EXERCISE BRIEF: Transcribe the portion of the essay on drinking below, starting with "While I'm writing" and going on through "ignoring the rules.".

PAGE EXCERPT:
Sitting underneath a tree surrounded by dogshit isn't what I call a good, relaxing environment and let's be honest being a drunk is what I do for me, not for the neighbours or to entertain the villagers. If you spend a day outside you like to stay at a spot where it's nice, where you sit undisturbed (bottles and books both guarantee that) and can stretch out too without the risk a dog sniffs and poops at you. The other reason why being a clochard is not realized is the fact alcohol is expensive. For the price of one pathetic bottle of 0.75 liters, I can buy food too. Good, healthy food and chocolate. If you are a frequent drinker you know the amount of alcohol you consume to be knocked out (some call it feeling better) needs to increase every day. If you drink, keep drinking you need to drink more and more. Just 24 bottles of ordinary beer won't do the trick. You are faster in peeing it out than you can consume it. An addict needs to keep drinking to keep the level of alcohol high and drinking is hard if you pee, vomit or have to do both plus without free drinks you have to be rich. I'm not rich that's for sure so it's a lost cause. I cannot afford to buy great bottles of wine (if you do something do it in style), there's do dogshit free tree on the road so the life of a clochard ended before it could even start. The addiction, little voices are calling me. They are in my head 'Drink me, drink me' as if I am Alice stuck in my own Wonderland although I never took a drink, never been drunk and gave up on all pills without ever hearing them calling me. At home, I think about bottles of red wine dancing in a line. Wine is good for the blood, it disinfects your throat and body, keeps you warm -that is if you drink enough- which is a plus during Winter but once in a shop I never hear bottles calling me and try to find healthy, affordable food like vegetables, meat and milk for my kids because they didn't ask for a smelly mum who cries her eyes off, is depressed and spends her days in bed or underneath a tree surrounded by dogshit. It's not a good example, a way to raise children into the social credit system culture á la China Bill Gates wants us to live in. Us indeed, not him.
While I'm writing this I think I'll add some bottles of wine and more to my grocery list. Before you know alcohol is no longer available. By the way: empty glass bottles make good musical instruments, weapons and a fence that scare intruders away. Therefore being a drunk is a good excuse for addicts to get away with all kinds of misbehaviour and ignoring the rules.

ENTRIES SUPPLIED:
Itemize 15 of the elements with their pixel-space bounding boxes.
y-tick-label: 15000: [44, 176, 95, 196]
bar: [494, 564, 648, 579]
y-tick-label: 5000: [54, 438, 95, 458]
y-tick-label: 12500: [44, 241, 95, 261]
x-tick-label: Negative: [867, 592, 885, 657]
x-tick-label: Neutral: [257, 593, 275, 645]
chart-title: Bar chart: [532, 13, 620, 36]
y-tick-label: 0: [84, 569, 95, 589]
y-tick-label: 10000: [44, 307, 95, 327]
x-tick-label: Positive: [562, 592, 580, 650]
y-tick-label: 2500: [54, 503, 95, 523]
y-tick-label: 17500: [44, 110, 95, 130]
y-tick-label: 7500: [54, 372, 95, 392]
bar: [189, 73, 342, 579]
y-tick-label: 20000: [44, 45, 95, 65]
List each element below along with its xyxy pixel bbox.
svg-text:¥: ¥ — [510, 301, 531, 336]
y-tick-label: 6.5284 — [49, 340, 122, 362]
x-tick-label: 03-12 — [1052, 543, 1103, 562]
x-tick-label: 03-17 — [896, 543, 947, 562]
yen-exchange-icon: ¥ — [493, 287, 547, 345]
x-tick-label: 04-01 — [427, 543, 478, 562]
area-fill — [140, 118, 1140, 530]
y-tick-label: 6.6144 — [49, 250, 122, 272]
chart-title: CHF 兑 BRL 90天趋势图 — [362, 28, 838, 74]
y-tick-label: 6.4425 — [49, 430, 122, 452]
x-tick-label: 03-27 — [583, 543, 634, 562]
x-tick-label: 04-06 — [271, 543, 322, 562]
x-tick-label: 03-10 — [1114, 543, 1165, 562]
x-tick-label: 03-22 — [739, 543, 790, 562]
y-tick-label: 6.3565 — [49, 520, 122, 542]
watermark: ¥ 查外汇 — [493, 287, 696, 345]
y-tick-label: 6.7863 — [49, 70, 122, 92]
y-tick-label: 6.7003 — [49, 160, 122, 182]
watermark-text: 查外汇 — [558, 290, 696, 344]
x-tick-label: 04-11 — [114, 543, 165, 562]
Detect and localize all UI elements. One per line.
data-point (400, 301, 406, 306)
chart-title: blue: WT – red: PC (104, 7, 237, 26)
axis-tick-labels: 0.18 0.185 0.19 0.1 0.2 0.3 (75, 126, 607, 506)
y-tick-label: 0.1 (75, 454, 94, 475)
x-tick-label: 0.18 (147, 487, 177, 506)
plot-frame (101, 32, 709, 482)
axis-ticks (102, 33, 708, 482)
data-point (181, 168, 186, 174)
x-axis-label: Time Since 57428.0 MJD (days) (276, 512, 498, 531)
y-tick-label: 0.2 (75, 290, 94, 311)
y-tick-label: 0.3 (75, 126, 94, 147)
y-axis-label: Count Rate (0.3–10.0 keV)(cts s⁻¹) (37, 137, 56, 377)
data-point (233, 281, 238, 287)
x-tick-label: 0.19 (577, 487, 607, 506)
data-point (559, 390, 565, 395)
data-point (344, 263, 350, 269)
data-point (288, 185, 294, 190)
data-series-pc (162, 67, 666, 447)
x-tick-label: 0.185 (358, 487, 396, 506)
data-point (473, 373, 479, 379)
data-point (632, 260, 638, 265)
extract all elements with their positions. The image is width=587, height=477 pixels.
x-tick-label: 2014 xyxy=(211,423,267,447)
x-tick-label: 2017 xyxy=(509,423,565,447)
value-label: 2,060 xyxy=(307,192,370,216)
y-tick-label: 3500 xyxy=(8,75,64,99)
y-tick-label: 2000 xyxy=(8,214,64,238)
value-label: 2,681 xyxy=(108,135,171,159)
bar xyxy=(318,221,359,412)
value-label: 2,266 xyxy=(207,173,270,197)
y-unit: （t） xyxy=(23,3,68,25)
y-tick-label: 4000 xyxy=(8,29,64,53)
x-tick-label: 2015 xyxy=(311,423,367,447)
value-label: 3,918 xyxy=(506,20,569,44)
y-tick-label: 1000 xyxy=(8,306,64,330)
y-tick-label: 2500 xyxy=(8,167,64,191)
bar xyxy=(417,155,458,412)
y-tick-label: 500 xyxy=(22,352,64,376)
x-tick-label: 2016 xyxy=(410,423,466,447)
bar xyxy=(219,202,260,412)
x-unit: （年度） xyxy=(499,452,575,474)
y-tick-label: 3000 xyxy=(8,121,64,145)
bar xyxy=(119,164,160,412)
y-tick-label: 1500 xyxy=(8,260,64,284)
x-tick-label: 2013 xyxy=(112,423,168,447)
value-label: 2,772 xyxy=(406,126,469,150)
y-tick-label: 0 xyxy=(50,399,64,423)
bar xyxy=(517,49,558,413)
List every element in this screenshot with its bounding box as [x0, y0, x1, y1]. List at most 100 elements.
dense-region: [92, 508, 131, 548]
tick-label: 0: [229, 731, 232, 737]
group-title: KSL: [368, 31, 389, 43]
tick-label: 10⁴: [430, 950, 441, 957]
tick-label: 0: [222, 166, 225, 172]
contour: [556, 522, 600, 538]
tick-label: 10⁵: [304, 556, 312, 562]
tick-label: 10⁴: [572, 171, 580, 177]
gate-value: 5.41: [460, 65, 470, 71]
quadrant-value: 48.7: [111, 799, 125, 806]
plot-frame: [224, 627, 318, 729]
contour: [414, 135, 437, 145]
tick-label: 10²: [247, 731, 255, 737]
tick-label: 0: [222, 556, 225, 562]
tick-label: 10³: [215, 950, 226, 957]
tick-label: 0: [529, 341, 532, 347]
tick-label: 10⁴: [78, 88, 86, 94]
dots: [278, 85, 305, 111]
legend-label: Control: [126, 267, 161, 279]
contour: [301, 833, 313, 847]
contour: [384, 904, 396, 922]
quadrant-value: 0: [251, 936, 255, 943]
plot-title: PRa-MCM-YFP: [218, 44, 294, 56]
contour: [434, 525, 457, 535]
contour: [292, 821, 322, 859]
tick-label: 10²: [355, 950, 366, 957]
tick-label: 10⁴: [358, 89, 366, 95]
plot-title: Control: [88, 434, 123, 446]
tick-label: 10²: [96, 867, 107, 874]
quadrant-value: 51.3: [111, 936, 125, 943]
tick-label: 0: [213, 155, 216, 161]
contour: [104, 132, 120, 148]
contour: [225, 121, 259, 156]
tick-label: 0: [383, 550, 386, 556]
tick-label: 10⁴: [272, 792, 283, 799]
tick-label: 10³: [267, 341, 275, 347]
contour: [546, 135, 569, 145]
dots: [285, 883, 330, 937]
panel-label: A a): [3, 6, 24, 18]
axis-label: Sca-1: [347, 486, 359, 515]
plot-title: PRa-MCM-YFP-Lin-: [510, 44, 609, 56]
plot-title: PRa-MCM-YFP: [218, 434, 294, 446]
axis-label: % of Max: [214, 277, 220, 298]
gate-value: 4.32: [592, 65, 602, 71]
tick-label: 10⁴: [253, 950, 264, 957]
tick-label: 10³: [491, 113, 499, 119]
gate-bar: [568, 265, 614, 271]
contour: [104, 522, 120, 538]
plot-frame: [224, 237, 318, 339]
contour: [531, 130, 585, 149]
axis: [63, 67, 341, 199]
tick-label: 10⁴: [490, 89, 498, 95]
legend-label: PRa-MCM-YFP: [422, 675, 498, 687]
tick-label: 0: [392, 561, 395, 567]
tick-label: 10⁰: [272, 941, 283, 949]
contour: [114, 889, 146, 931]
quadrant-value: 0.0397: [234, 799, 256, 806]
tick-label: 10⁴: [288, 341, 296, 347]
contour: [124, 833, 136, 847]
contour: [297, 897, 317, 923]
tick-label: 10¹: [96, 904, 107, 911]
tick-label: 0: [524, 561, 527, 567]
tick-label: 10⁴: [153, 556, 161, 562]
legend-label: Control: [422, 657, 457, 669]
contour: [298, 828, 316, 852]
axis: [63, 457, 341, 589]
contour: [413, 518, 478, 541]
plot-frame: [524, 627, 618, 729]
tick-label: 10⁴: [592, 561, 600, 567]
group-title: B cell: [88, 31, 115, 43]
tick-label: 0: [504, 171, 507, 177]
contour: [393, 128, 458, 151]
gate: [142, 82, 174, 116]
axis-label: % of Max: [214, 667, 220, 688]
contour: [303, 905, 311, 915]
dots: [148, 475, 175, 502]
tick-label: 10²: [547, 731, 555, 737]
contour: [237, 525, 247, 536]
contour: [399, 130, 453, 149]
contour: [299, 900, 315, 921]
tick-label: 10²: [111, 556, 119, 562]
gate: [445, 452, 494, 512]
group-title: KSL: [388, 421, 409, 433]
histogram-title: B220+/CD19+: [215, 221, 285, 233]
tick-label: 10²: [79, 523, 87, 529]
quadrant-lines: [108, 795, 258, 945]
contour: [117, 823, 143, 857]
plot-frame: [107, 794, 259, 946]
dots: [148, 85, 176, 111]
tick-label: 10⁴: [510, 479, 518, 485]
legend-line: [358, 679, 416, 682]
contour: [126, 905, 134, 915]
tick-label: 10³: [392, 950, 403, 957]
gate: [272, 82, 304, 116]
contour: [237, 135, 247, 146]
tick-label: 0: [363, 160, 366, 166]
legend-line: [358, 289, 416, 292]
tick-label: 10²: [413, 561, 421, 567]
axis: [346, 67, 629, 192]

TASK RESULT:
While I'm writing this I think I'll add some bottles of wine and more to my grocery list. Before you know alcohol is no longer available. By the way: empty glass bottles make good musical instruments, weapons and a fence that scare intruders away. Therefore being a drunk is a good excuse for addicts to get away with all kinds of misbehaviour and ignoring the rules.